[START]
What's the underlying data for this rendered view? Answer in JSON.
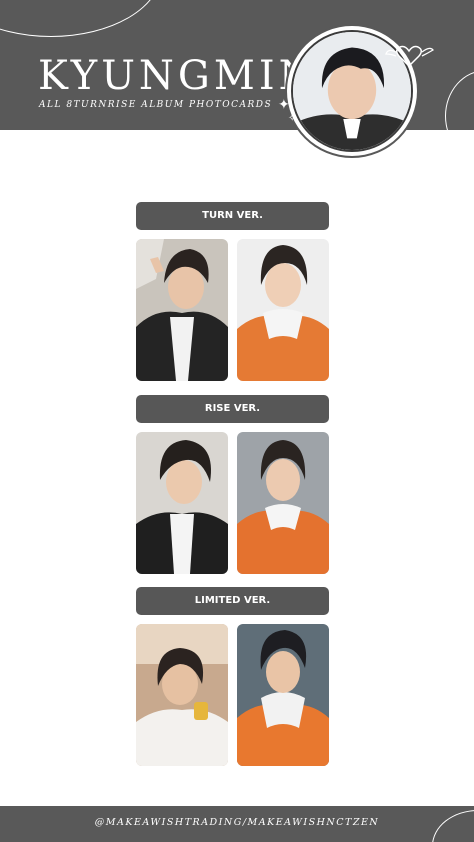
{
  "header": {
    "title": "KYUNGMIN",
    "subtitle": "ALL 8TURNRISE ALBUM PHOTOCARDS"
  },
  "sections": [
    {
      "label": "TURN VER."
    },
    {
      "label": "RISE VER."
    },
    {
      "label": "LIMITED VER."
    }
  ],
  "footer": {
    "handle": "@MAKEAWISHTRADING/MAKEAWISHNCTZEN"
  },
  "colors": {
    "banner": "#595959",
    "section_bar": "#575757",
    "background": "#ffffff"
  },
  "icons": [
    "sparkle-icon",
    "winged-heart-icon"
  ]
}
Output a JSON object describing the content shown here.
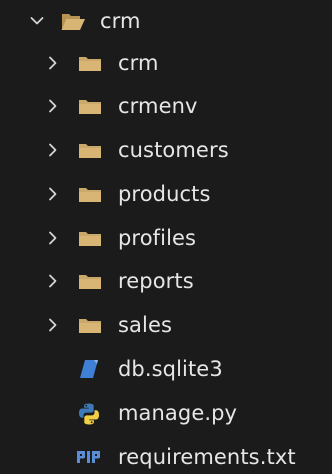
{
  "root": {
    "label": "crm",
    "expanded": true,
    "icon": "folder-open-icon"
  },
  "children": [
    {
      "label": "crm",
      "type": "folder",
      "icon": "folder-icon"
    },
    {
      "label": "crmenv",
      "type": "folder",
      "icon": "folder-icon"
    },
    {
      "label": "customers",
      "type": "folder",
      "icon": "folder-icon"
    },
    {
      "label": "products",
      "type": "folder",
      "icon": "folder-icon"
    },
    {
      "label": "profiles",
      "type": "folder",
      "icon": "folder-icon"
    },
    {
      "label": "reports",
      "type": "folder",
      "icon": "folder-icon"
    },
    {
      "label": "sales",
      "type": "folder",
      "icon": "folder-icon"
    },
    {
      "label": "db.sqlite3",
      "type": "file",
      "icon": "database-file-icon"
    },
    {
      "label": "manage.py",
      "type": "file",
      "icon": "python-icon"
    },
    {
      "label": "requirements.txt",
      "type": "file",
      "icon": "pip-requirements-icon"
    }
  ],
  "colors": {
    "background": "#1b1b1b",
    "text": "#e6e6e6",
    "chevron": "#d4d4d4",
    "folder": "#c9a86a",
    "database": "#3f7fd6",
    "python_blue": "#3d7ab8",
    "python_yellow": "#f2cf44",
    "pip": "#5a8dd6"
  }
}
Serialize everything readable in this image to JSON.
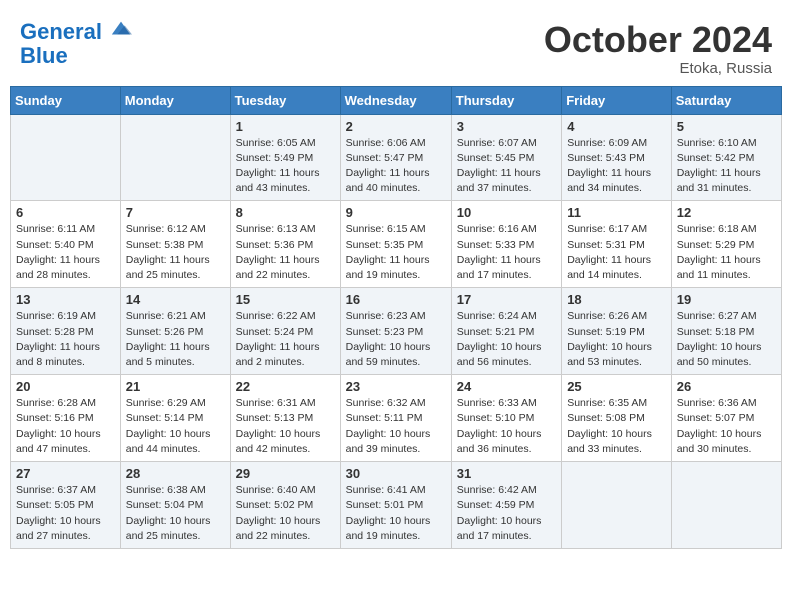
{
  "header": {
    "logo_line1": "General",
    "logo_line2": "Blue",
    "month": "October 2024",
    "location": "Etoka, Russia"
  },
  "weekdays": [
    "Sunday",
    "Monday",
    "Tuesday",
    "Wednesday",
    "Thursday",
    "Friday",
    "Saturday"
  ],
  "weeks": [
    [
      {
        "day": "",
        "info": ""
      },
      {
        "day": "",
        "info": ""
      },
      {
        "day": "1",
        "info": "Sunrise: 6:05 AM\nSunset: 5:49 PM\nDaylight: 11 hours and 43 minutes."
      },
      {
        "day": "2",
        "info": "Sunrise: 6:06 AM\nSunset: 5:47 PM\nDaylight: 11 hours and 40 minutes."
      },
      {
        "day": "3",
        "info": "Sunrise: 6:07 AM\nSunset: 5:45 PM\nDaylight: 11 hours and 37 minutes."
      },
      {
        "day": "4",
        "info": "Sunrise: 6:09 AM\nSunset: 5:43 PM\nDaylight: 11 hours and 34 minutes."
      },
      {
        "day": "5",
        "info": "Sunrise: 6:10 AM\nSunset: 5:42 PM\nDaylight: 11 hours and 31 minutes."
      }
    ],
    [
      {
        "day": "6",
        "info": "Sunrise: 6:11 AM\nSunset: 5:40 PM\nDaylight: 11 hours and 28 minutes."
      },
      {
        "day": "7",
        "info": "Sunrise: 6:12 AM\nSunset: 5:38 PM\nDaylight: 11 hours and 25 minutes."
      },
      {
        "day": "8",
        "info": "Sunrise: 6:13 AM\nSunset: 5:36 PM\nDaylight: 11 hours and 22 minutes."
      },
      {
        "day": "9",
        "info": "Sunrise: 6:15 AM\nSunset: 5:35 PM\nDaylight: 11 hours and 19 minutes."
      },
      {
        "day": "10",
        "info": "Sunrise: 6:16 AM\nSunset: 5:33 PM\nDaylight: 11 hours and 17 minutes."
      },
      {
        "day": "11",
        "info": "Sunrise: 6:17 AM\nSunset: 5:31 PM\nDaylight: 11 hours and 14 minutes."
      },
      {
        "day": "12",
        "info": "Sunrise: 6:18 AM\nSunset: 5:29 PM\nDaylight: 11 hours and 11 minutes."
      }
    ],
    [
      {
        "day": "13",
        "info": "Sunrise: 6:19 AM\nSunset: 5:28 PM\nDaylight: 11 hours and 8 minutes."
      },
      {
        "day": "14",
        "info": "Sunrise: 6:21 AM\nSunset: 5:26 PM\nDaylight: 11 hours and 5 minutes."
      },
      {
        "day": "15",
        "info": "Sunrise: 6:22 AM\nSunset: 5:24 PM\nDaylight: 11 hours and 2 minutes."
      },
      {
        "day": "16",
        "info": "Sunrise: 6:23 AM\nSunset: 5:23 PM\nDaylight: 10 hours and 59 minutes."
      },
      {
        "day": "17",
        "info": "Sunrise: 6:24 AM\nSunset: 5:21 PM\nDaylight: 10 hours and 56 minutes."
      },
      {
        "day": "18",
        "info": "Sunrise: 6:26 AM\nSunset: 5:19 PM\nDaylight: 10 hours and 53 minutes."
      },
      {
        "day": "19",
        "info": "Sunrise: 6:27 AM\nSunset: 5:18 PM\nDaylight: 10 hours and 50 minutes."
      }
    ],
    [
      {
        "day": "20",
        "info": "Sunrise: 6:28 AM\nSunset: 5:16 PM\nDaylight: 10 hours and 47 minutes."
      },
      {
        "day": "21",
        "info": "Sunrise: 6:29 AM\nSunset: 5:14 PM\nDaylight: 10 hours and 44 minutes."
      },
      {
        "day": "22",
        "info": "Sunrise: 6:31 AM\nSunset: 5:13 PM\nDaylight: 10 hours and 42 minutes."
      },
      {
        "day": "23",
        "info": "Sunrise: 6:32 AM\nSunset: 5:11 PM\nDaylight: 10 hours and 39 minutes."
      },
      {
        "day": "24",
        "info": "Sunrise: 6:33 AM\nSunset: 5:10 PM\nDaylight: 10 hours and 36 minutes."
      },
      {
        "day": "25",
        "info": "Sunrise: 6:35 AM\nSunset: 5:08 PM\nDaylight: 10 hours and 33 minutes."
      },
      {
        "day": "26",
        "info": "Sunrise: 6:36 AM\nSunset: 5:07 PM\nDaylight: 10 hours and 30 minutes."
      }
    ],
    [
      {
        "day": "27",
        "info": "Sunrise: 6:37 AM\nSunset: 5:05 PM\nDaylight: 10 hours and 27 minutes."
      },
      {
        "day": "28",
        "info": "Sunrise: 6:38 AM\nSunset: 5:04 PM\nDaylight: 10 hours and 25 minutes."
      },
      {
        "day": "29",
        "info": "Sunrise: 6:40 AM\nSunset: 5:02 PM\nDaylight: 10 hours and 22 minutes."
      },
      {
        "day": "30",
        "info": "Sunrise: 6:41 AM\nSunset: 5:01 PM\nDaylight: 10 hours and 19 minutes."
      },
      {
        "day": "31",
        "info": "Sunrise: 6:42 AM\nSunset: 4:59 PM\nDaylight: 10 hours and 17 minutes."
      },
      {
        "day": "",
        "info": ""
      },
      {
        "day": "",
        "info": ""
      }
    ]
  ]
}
[END]
* Short task *
In your copy of the records, include no pictures; repeat everything else exactly.

* Final answer *
What's the underlying data for this rendered view? Answer in JSON.
{
  "header": {
    "title": "KYUNGMIN",
    "subtitle": "ALL 8TURNRISE ALBUM PHOTOCARDS"
  },
  "sections": [
    {
      "label": "TURN VER."
    },
    {
      "label": "RISE VER."
    },
    {
      "label": "LIMITED VER."
    }
  ],
  "footer": {
    "handle": "@MAKEAWISHTRADING/MAKEAWISHNCTZEN"
  },
  "colors": {
    "banner": "#595959",
    "section_bar": "#575757",
    "background": "#ffffff"
  },
  "icons": [
    "sparkle-icon",
    "winged-heart-icon"
  ]
}
Output a JSON object describing the content shown here.
{
  "root": {
    "label": "crm",
    "expanded": true,
    "icon": "folder-open-icon"
  },
  "children": [
    {
      "label": "crm",
      "type": "folder",
      "icon": "folder-icon"
    },
    {
      "label": "crmenv",
      "type": "folder",
      "icon": "folder-icon"
    },
    {
      "label": "customers",
      "type": "folder",
      "icon": "folder-icon"
    },
    {
      "label": "products",
      "type": "folder",
      "icon": "folder-icon"
    },
    {
      "label": "profiles",
      "type": "folder",
      "icon": "folder-icon"
    },
    {
      "label": "reports",
      "type": "folder",
      "icon": "folder-icon"
    },
    {
      "label": "sales",
      "type": "folder",
      "icon": "folder-icon"
    },
    {
      "label": "db.sqlite3",
      "type": "file",
      "icon": "database-file-icon"
    },
    {
      "label": "manage.py",
      "type": "file",
      "icon": "python-icon"
    },
    {
      "label": "requirements.txt",
      "type": "file",
      "icon": "pip-requirements-icon"
    }
  ],
  "colors": {
    "background": "#1b1b1b",
    "text": "#e6e6e6",
    "chevron": "#d4d4d4",
    "folder": "#c9a86a",
    "database": "#3f7fd6",
    "python_blue": "#3d7ab8",
    "python_yellow": "#f2cf44",
    "pip": "#5a8dd6"
  }
}
Serialize everything readable in this image to JSON.
{
  "header": {
    "logo_line1": "General",
    "logo_line2": "Blue",
    "month": "October 2024",
    "location": "Etoka, Russia"
  },
  "weekdays": [
    "Sunday",
    "Monday",
    "Tuesday",
    "Wednesday",
    "Thursday",
    "Friday",
    "Saturday"
  ],
  "weeks": [
    [
      {
        "day": "",
        "info": ""
      },
      {
        "day": "",
        "info": ""
      },
      {
        "day": "1",
        "info": "Sunrise: 6:05 AM\nSunset: 5:49 PM\nDaylight: 11 hours and 43 minutes."
      },
      {
        "day": "2",
        "info": "Sunrise: 6:06 AM\nSunset: 5:47 PM\nDaylight: 11 hours and 40 minutes."
      },
      {
        "day": "3",
        "info": "Sunrise: 6:07 AM\nSunset: 5:45 PM\nDaylight: 11 hours and 37 minutes."
      },
      {
        "day": "4",
        "info": "Sunrise: 6:09 AM\nSunset: 5:43 PM\nDaylight: 11 hours and 34 minutes."
      },
      {
        "day": "5",
        "info": "Sunrise: 6:10 AM\nSunset: 5:42 PM\nDaylight: 11 hours and 31 minutes."
      }
    ],
    [
      {
        "day": "6",
        "info": "Sunrise: 6:11 AM\nSunset: 5:40 PM\nDaylight: 11 hours and 28 minutes."
      },
      {
        "day": "7",
        "info": "Sunrise: 6:12 AM\nSunset: 5:38 PM\nDaylight: 11 hours and 25 minutes."
      },
      {
        "day": "8",
        "info": "Sunrise: 6:13 AM\nSunset: 5:36 PM\nDaylight: 11 hours and 22 minutes."
      },
      {
        "day": "9",
        "info": "Sunrise: 6:15 AM\nSunset: 5:35 PM\nDaylight: 11 hours and 19 minutes."
      },
      {
        "day": "10",
        "info": "Sunrise: 6:16 AM\nSunset: 5:33 PM\nDaylight: 11 hours and 17 minutes."
      },
      {
        "day": "11",
        "info": "Sunrise: 6:17 AM\nSunset: 5:31 PM\nDaylight: 11 hours and 14 minutes."
      },
      {
        "day": "12",
        "info": "Sunrise: 6:18 AM\nSunset: 5:29 PM\nDaylight: 11 hours and 11 minutes."
      }
    ],
    [
      {
        "day": "13",
        "info": "Sunrise: 6:19 AM\nSunset: 5:28 PM\nDaylight: 11 hours and 8 minutes."
      },
      {
        "day": "14",
        "info": "Sunrise: 6:21 AM\nSunset: 5:26 PM\nDaylight: 11 hours and 5 minutes."
      },
      {
        "day": "15",
        "info": "Sunrise: 6:22 AM\nSunset: 5:24 PM\nDaylight: 11 hours and 2 minutes."
      },
      {
        "day": "16",
        "info": "Sunrise: 6:23 AM\nSunset: 5:23 PM\nDaylight: 10 hours and 59 minutes."
      },
      {
        "day": "17",
        "info": "Sunrise: 6:24 AM\nSunset: 5:21 PM\nDaylight: 10 hours and 56 minutes."
      },
      {
        "day": "18",
        "info": "Sunrise: 6:26 AM\nSunset: 5:19 PM\nDaylight: 10 hours and 53 minutes."
      },
      {
        "day": "19",
        "info": "Sunrise: 6:27 AM\nSunset: 5:18 PM\nDaylight: 10 hours and 50 minutes."
      }
    ],
    [
      {
        "day": "20",
        "info": "Sunrise: 6:28 AM\nSunset: 5:16 PM\nDaylight: 10 hours and 47 minutes."
      },
      {
        "day": "21",
        "info": "Sunrise: 6:29 AM\nSunset: 5:14 PM\nDaylight: 10 hours and 44 minutes."
      },
      {
        "day": "22",
        "info": "Sunrise: 6:31 AM\nSunset: 5:13 PM\nDaylight: 10 hours and 42 minutes."
      },
      {
        "day": "23",
        "info": "Sunrise: 6:32 AM\nSunset: 5:11 PM\nDaylight: 10 hours and 39 minutes."
      },
      {
        "day": "24",
        "info": "Sunrise: 6:33 AM\nSunset: 5:10 PM\nDaylight: 10 hours and 36 minutes."
      },
      {
        "day": "25",
        "info": "Sunrise: 6:35 AM\nSunset: 5:08 PM\nDaylight: 10 hours and 33 minutes."
      },
      {
        "day": "26",
        "info": "Sunrise: 6:36 AM\nSunset: 5:07 PM\nDaylight: 10 hours and 30 minutes."
      }
    ],
    [
      {
        "day": "27",
        "info": "Sunrise: 6:37 AM\nSunset: 5:05 PM\nDaylight: 10 hours and 27 minutes."
      },
      {
        "day": "28",
        "info": "Sunrise: 6:38 AM\nSunset: 5:04 PM\nDaylight: 10 hours and 25 minutes."
      },
      {
        "day": "29",
        "info": "Sunrise: 6:40 AM\nSunset: 5:02 PM\nDaylight: 10 hours and 22 minutes."
      },
      {
        "day": "30",
        "info": "Sunrise: 6:41 AM\nSunset: 5:01 PM\nDaylight: 10 hours and 19 minutes."
      },
      {
        "day": "31",
        "info": "Sunrise: 6:42 AM\nSunset: 4:59 PM\nDaylight: 10 hours and 17 minutes."
      },
      {
        "day": "",
        "info": ""
      },
      {
        "day": "",
        "info": ""
      }
    ]
  ]
}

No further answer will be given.